■ Aim: Write out the whole of the material exactly.

■ Record set:
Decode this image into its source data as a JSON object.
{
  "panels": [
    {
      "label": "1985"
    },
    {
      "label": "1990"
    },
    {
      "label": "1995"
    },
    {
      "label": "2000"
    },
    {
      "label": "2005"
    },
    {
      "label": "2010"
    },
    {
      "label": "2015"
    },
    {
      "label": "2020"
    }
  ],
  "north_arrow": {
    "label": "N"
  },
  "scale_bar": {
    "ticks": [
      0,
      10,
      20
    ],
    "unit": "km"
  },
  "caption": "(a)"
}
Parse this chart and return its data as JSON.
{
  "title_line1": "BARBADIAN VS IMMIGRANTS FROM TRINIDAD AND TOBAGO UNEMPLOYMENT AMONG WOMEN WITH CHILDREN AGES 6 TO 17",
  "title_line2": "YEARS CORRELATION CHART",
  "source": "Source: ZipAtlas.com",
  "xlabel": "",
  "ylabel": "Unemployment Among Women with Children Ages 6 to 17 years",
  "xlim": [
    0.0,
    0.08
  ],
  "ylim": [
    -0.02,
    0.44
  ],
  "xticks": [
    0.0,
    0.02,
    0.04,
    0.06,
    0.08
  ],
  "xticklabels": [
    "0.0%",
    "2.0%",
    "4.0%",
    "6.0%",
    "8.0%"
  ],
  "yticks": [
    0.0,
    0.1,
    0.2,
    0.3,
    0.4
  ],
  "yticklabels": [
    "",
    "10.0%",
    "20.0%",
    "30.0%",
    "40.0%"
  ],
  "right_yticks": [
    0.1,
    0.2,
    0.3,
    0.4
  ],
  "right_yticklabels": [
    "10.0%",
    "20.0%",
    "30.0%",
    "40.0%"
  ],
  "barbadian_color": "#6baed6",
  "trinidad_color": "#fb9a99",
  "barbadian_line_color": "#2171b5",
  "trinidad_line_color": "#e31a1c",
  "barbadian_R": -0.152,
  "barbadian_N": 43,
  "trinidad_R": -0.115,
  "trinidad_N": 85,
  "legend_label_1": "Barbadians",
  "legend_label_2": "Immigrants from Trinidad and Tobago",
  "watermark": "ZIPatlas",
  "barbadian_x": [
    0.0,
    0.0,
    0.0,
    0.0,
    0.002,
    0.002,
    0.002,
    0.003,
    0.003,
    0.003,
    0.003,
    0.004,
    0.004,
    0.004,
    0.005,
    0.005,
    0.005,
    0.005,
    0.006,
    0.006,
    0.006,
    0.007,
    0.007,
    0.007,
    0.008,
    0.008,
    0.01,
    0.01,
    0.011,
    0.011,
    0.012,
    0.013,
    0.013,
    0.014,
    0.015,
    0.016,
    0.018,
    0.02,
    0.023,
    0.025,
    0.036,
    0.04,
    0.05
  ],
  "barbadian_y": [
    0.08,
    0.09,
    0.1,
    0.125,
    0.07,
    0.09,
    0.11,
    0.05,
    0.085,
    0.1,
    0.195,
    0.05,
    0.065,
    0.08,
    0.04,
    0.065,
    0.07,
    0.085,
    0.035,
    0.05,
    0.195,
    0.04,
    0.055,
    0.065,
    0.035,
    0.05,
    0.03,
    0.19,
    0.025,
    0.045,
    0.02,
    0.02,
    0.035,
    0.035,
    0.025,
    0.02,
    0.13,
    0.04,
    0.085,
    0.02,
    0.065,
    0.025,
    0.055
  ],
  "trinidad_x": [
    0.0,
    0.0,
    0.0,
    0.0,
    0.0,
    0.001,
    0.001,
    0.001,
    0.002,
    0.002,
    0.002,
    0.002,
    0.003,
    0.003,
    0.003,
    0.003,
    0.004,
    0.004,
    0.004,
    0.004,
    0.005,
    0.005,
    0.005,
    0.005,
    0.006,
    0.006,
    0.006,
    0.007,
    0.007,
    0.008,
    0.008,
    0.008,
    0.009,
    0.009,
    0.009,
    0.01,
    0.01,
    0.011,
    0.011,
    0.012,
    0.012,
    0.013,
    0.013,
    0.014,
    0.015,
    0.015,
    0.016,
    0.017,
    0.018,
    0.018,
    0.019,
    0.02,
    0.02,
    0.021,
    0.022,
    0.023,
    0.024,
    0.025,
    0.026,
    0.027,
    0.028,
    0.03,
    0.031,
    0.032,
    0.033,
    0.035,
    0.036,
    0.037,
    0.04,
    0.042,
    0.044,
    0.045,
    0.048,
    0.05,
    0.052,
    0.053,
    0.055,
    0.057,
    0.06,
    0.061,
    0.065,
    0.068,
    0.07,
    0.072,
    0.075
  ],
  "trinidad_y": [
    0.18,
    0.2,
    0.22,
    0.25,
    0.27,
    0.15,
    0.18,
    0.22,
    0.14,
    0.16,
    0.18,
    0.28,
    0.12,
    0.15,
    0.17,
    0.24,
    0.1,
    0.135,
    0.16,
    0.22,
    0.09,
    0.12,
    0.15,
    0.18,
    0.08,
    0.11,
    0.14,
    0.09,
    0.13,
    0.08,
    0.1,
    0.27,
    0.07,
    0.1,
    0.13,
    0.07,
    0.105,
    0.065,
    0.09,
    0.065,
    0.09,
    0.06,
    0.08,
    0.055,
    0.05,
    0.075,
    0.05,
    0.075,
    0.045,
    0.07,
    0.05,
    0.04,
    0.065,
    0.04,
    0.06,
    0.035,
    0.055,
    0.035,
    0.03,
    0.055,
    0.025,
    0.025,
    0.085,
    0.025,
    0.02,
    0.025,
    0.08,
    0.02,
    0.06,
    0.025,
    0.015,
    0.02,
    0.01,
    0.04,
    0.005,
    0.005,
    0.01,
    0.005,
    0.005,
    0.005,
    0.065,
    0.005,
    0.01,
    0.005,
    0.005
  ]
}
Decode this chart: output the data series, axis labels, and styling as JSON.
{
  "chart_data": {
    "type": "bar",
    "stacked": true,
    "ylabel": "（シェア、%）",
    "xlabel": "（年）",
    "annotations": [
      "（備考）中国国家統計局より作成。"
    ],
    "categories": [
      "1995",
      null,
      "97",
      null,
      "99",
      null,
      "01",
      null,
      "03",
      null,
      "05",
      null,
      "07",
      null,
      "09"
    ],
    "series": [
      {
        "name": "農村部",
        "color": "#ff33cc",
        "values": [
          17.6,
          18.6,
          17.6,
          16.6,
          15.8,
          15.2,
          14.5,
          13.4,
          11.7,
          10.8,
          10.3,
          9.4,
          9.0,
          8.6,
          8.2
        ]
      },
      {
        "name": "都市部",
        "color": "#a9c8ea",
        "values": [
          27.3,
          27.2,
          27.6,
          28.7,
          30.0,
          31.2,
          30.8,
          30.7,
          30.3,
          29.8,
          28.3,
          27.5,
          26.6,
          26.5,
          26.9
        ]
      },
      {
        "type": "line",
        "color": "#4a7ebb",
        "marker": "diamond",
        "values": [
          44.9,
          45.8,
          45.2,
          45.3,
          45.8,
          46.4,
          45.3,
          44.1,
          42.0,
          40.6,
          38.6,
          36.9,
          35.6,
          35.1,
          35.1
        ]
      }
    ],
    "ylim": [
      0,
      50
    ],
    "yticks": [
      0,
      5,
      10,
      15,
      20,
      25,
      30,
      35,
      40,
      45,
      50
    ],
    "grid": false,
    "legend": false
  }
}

■ Answer to this exercise:
Decode this image into its source data as a JSON object.
{
  "panels": [
    {
      "label": "1985"
    },
    {
      "label": "1990"
    },
    {
      "label": "1995"
    },
    {
      "label": "2000"
    },
    {
      "label": "2005"
    },
    {
      "label": "2010"
    },
    {
      "label": "2015"
    },
    {
      "label": "2020"
    }
  ],
  "north_arrow": {
    "label": "N"
  },
  "scale_bar": {
    "ticks": [
      0,
      10,
      20
    ],
    "unit": "km"
  },
  "caption": "(a)"
}
Parse this chart and return its data as JSON.
{
  "title_line1": "BARBADIAN VS IMMIGRANTS FROM TRINIDAD AND TOBAGO UNEMPLOYMENT AMONG WOMEN WITH CHILDREN AGES 6 TO 17",
  "title_line2": "YEARS CORRELATION CHART",
  "source": "Source: ZipAtlas.com",
  "xlabel": "",
  "ylabel": "Unemployment Among Women with Children Ages 6 to 17 years",
  "xlim": [
    0.0,
    0.08
  ],
  "ylim": [
    -0.02,
    0.44
  ],
  "xticks": [
    0.0,
    0.02,
    0.04,
    0.06,
    0.08
  ],
  "xticklabels": [
    "0.0%",
    "2.0%",
    "4.0%",
    "6.0%",
    "8.0%"
  ],
  "yticks": [
    0.0,
    0.1,
    0.2,
    0.3,
    0.4
  ],
  "yticklabels": [
    "",
    "10.0%",
    "20.0%",
    "30.0%",
    "40.0%"
  ],
  "right_yticks": [
    0.1,
    0.2,
    0.3,
    0.4
  ],
  "right_yticklabels": [
    "10.0%",
    "20.0%",
    "30.0%",
    "40.0%"
  ],
  "barbadian_color": "#6baed6",
  "trinidad_color": "#fb9a99",
  "barbadian_line_color": "#2171b5",
  "trinidad_line_color": "#e31a1c",
  "barbadian_R": -0.152,
  "barbadian_N": 43,
  "trinidad_R": -0.115,
  "trinidad_N": 85,
  "legend_label_1": "Barbadians",
  "legend_label_2": "Immigrants from Trinidad and Tobago",
  "watermark": "ZIPatlas",
  "barbadian_x": [
    0.0,
    0.0,
    0.0,
    0.0,
    0.002,
    0.002,
    0.002,
    0.003,
    0.003,
    0.003,
    0.003,
    0.004,
    0.004,
    0.004,
    0.005,
    0.005,
    0.005,
    0.005,
    0.006,
    0.006,
    0.006,
    0.007,
    0.007,
    0.007,
    0.008,
    0.008,
    0.01,
    0.01,
    0.011,
    0.011,
    0.012,
    0.013,
    0.013,
    0.014,
    0.015,
    0.016,
    0.018,
    0.02,
    0.023,
    0.025,
    0.036,
    0.04,
    0.05
  ],
  "barbadian_y": [
    0.08,
    0.09,
    0.1,
    0.125,
    0.07,
    0.09,
    0.11,
    0.05,
    0.085,
    0.1,
    0.195,
    0.05,
    0.065,
    0.08,
    0.04,
    0.065,
    0.07,
    0.085,
    0.035,
    0.05,
    0.195,
    0.04,
    0.055,
    0.065,
    0.035,
    0.05,
    0.03,
    0.19,
    0.025,
    0.045,
    0.02,
    0.02,
    0.035,
    0.035,
    0.025,
    0.02,
    0.13,
    0.04,
    0.085,
    0.02,
    0.065,
    0.025,
    0.055
  ],
  "trinidad_x": [
    0.0,
    0.0,
    0.0,
    0.0,
    0.0,
    0.001,
    0.001,
    0.001,
    0.002,
    0.002,
    0.002,
    0.002,
    0.003,
    0.003,
    0.003,
    0.003,
    0.004,
    0.004,
    0.004,
    0.004,
    0.005,
    0.005,
    0.005,
    0.005,
    0.006,
    0.006,
    0.006,
    0.007,
    0.007,
    0.008,
    0.008,
    0.008,
    0.009,
    0.009,
    0.009,
    0.01,
    0.01,
    0.011,
    0.011,
    0.012,
    0.012,
    0.013,
    0.013,
    0.014,
    0.015,
    0.015,
    0.016,
    0.017,
    0.018,
    0.018,
    0.019,
    0.02,
    0.02,
    0.021,
    0.022,
    0.023,
    0.024,
    0.025,
    0.026,
    0.027,
    0.028,
    0.03,
    0.031,
    0.032,
    0.033,
    0.035,
    0.036,
    0.037,
    0.04,
    0.042,
    0.044,
    0.045,
    0.048,
    0.05,
    0.052,
    0.053,
    0.055,
    0.057,
    0.06,
    0.061,
    0.065,
    0.068,
    0.07,
    0.072,
    0.075
  ],
  "trinidad_y": [
    0.18,
    0.2,
    0.22,
    0.25,
    0.27,
    0.15,
    0.18,
    0.22,
    0.14,
    0.16,
    0.18,
    0.28,
    0.12,
    0.15,
    0.17,
    0.24,
    0.1,
    0.135,
    0.16,
    0.22,
    0.09,
    0.12,
    0.15,
    0.18,
    0.08,
    0.11,
    0.14,
    0.09,
    0.13,
    0.08,
    0.1,
    0.27,
    0.07,
    0.1,
    0.13,
    0.07,
    0.105,
    0.065,
    0.09,
    0.065,
    0.09,
    0.06,
    0.08,
    0.055,
    0.05,
    0.075,
    0.05,
    0.075,
    0.045,
    0.07,
    0.05,
    0.04,
    0.065,
    0.04,
    0.06,
    0.035,
    0.055,
    0.035,
    0.03,
    0.055,
    0.025,
    0.025,
    0.085,
    0.025,
    0.02,
    0.025,
    0.08,
    0.02,
    0.06,
    0.025,
    0.015,
    0.02,
    0.01,
    0.04,
    0.005,
    0.005,
    0.01,
    0.005,
    0.005,
    0.005,
    0.065,
    0.005,
    0.01,
    0.005,
    0.005
  ]
}
Decode this chart: output the data series, axis labels, and styling as JSON.
{
  "chart_data": {
    "type": "bar",
    "stacked": true,
    "ylabel": "（シェア、%）",
    "xlabel": "（年）",
    "annotations": [
      "（備考）中国国家統計局より作成。"
    ],
    "categories": [
      "1995",
      null,
      "97",
      null,
      "99",
      null,
      "01",
      null,
      "03",
      null,
      "05",
      null,
      "07",
      null,
      "09"
    ],
    "series": [
      {
        "name": "農村部",
        "color": "#ff33cc",
        "values": [
          17.6,
          18.6,
          17.6,
          16.6,
          15.8,
          15.2,
          14.5,
          13.4,
          11.7,
          10.8,
          10.3,
          9.4,
          9.0,
          8.6,
          8.2
        ]
      },
      {
        "name": "都市部",
        "color": "#a9c8ea",
        "values": [
          27.3,
          27.2,
          27.6,
          28.7,
          30.0,
          31.2,
          30.8,
          30.7,
          30.3,
          29.8,
          28.3,
          27.5,
          26.6,
          26.5,
          26.9
        ]
      },
      {
        "type": "line",
        "color": "#4a7ebb",
        "marker": "diamond",
        "values": [
          44.9,
          45.8,
          45.2,
          45.3,
          45.8,
          46.4,
          45.3,
          44.1,
          42.0,
          40.6,
          38.6,
          36.9,
          35.6,
          35.1,
          35.1
        ]
      }
    ],
    "ylim": [
      0,
      50
    ],
    "yticks": [
      0,
      5,
      10,
      15,
      20,
      25,
      30,
      35,
      40,
      45,
      50
    ],
    "grid": false,
    "legend": false
  }
}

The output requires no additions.